Deafening Silence: The Lack of Evidence Regarding “Pull Factors”
Published: 16 December 2021
Savan Qadir explores how The Nationality and Borders bill will likely have unintended negative consequences and force people to take more risks.
Blog by Savan Qadir
The Home Secretary, Priti Patel, consistently talks about the ‘pull factors’ that attract ‘illegal’ migrants to come to the United Kingdom (UK). Nevertheless, she has not mentioned what these pull factors specifically are, nor is her government willing to publish the evidence to support Patel’s claim that migrants coming to the UK because of certain pull factors. Despite not publishing any evidence, Patel is trying to push the Nationality and Borders bill in the House of Commons. Interestingly, but not surprisingly, academic studies around “pull factors” and the question about how much they influence or motivate refugees and asylum seekers to prefer to live in the UK demonstrate how the topic is multidimensional, complex, and cannot be easily simplified. In this blog, I will present some studies around pull factors in terms of what is known in academia about the pull factors and why people come to the UK. Furthermore, I will highlight the lack of government communication about the Pull Factors, the role of pull factors in driving the Nationality and Borders bill and discuss the UK’s stance in terms of taking their fair share numbers of refugees and asylum seekers in the international community.
Pull factors and policy
A recent report by The Independent has emphasised that it is unclear why the Home Office has decided to not publish the evidence of the pull factors, if there is any at all. In the same report, the Home Office has been accused of trying to cover up or hide something from the public, hence the refusal to publish the evidence of the pull factors.
This lack of evidence is shocking considering that almost every time the Nationality and Borders Bill’s has been discussed, the government’s ministers and Priti Patel especially, have mentioned that we must “reduce the pull factors”. Yet very rarely, if at all, have ministers in the government mentioned what they mean by the “pull factors”. Similarly, in the House of Lords, Lord Wolfson of Tredegar stated “the loss of those 27 lives in the Channel in November laid bare in devastating fashion why we must do everything possible to make this route unviable. We must reduce the pull factors which lead people to leave other safe countries and risk drowning.” There is therefore both a deafening silence concerning what these pull factors are, as well as a strong implication that the pull factors relate to ‘a broken asylum system’ which is acting as the magnet for people risking their lives at sea. Look at figure 1:
Figure 1: Priti Patel official account tweet on the “long-standing Pull Factors”

__Short task 1__
According to the blog post on pull factors, what has the Home Office been accused of in the report by The Independent?
__Short task 2__
Using the blog post on pull factors, explain why the author finds the lack of evidence shocking.

__Raw records__
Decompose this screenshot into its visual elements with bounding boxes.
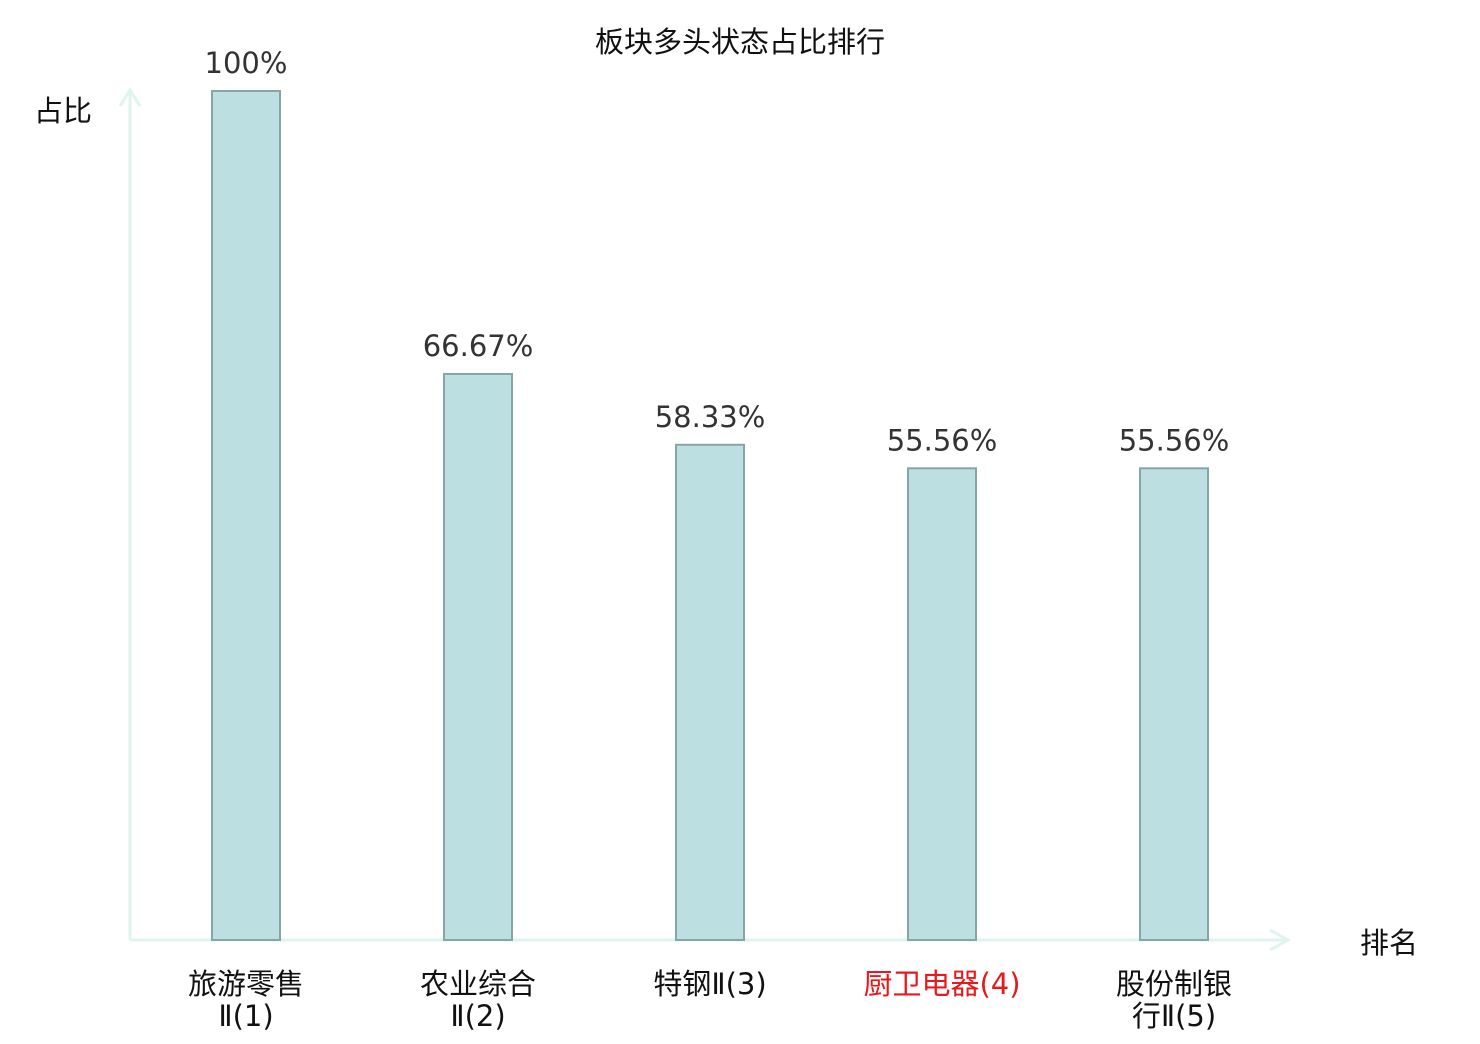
value-label-2: 66.67% xyxy=(423,329,534,363)
value-labels-group: 100% 66.67% 58.33% 55.56% 55.56% xyxy=(205,46,1230,457)
category-label-2-line-2: Ⅱ(2) xyxy=(450,999,505,1033)
bar-4 xyxy=(907,467,977,941)
chart-title: 板块多头状态占比排行 xyxy=(595,25,885,59)
category-label-3-line-1: 特钢Ⅱ(3) xyxy=(653,967,766,1001)
category-label-5-line-1: 股份制银 xyxy=(1116,967,1232,1001)
bar-2 xyxy=(443,372,513,942)
x-axis-label: 排名 xyxy=(1360,926,1418,960)
value-label-1: 100% xyxy=(205,46,288,80)
category-label-1-line-1: 旅游零售 xyxy=(188,967,304,1001)
value-label-4: 55.56% xyxy=(887,423,998,457)
category-label-4-line-1: 厨卫电器(4) xyxy=(863,967,1020,1001)
y-axis-arrow-icon xyxy=(118,87,142,107)
x-axis-arrow-icon xyxy=(1269,928,1292,952)
bar-3 xyxy=(675,443,745,941)
bar-1 xyxy=(211,90,281,941)
category-label-5-line-2: 行Ⅱ(5) xyxy=(1132,999,1216,1033)
bars-group xyxy=(211,90,1209,942)
bar-5 xyxy=(1139,467,1209,941)
category-label-2-line-1: 农业综合 xyxy=(420,967,536,1001)
value-label-3: 58.33% xyxy=(655,400,766,434)
category-label-1-line-2: Ⅱ(1) xyxy=(218,999,273,1033)
value-label-5: 55.56% xyxy=(1119,423,1230,457)
y-axis-label: 占比 xyxy=(34,94,92,128)
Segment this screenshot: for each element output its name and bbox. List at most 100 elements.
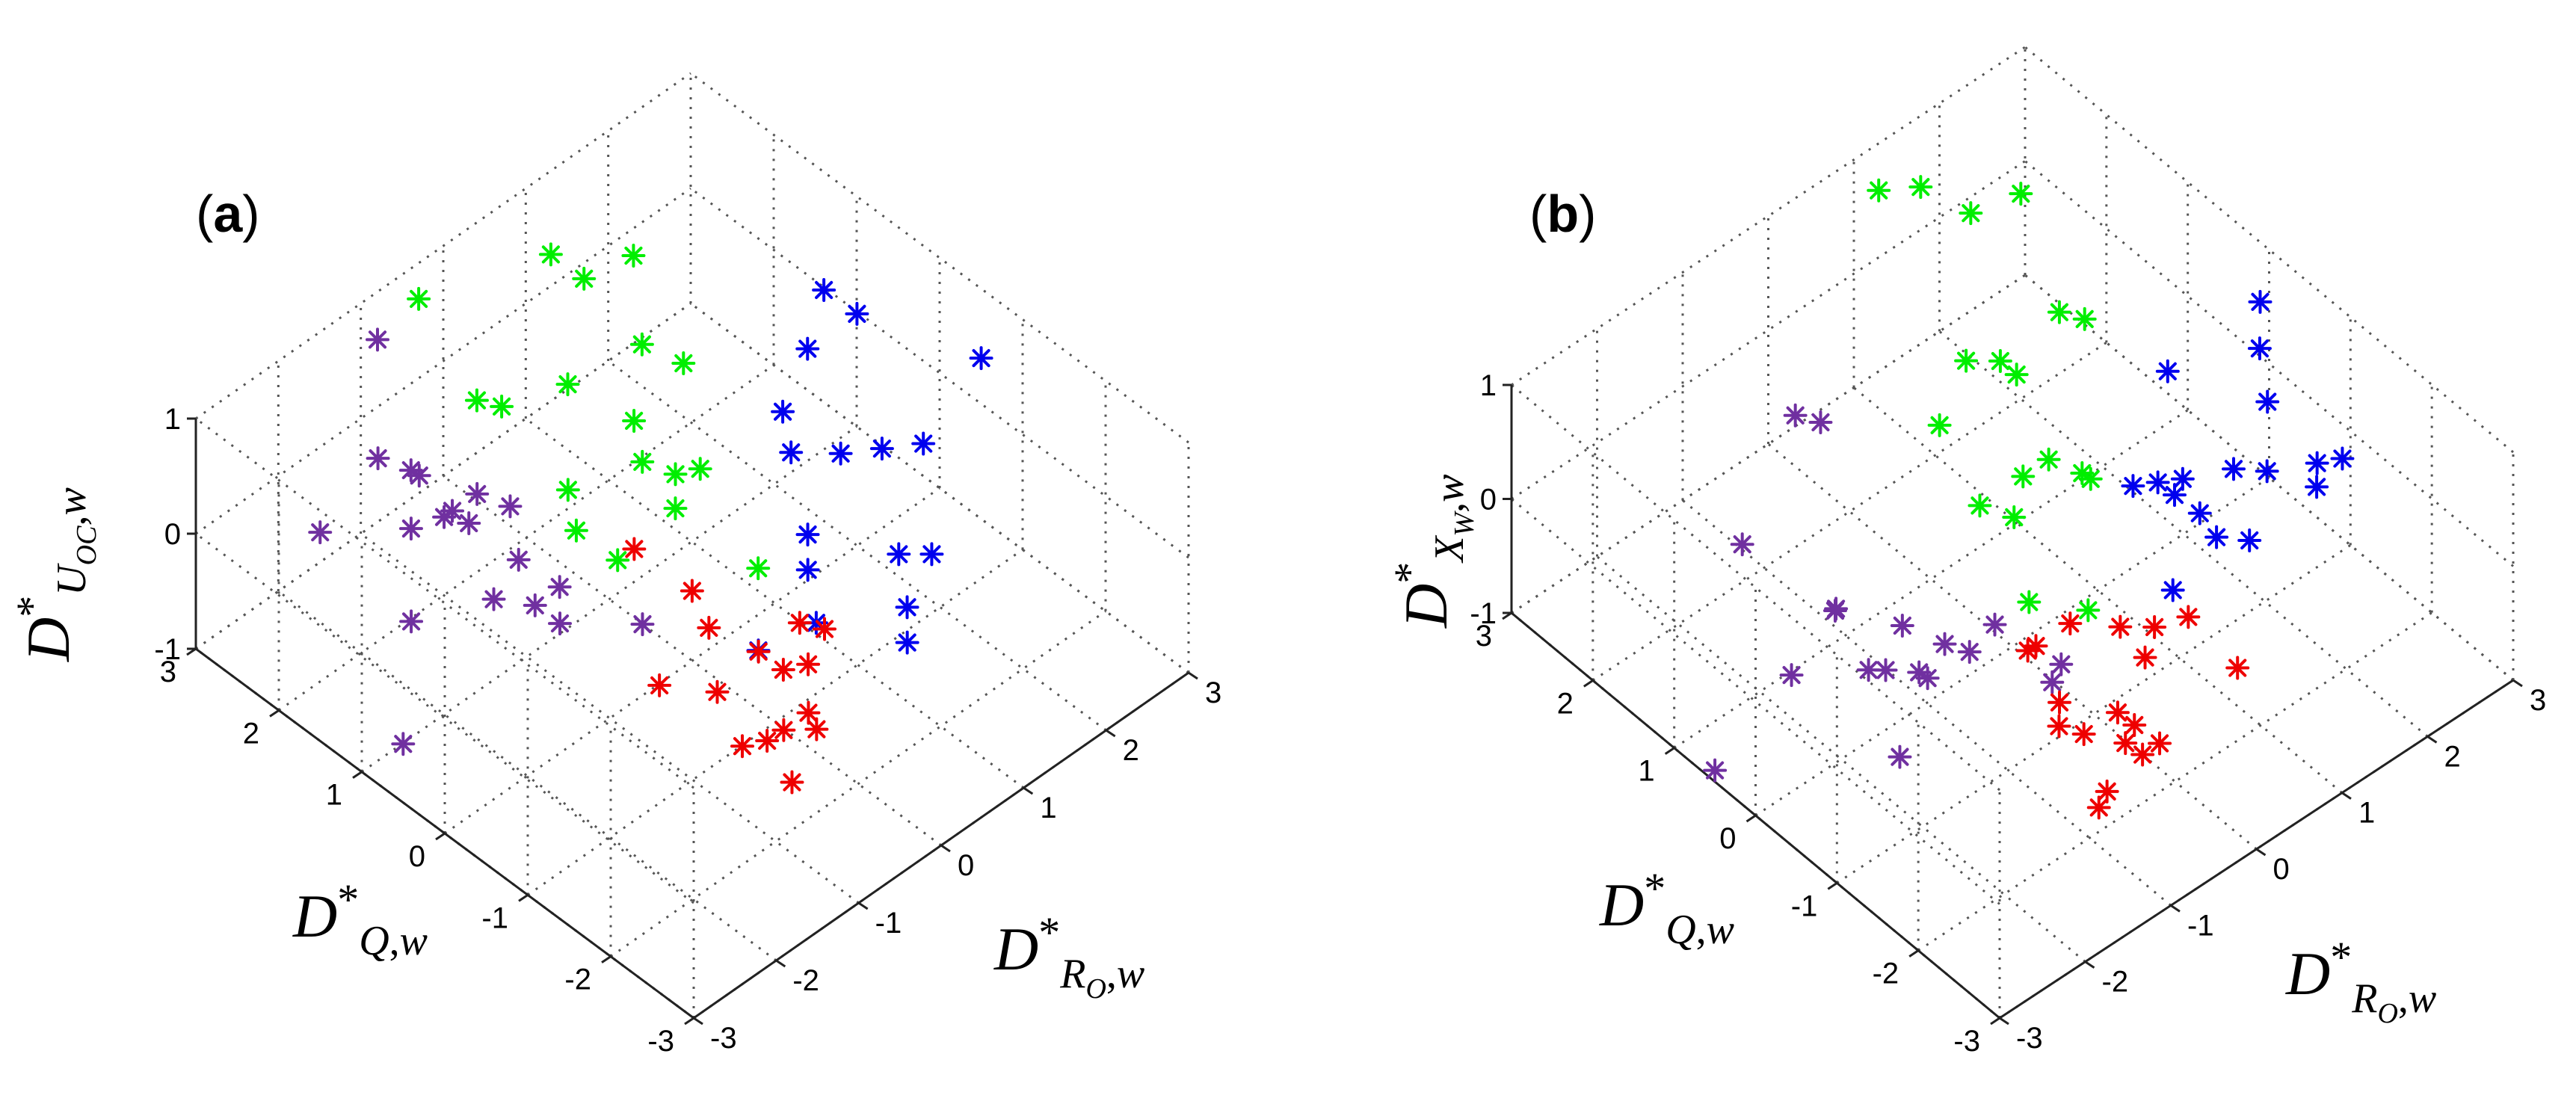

__Written solution 1__
The Home Office has been accused of trying to cover up or hide something from the public, which would explain its refusal to publish the evidence of the pull factors.

__Written solution 2__
Almost every time the Nationality and Borders Bill has been discussed, government ministers, especially Priti Patel, have said that the pull factors must be reduced. Yet the ministers have very rarely, if ever, said what they mean by "pull factors."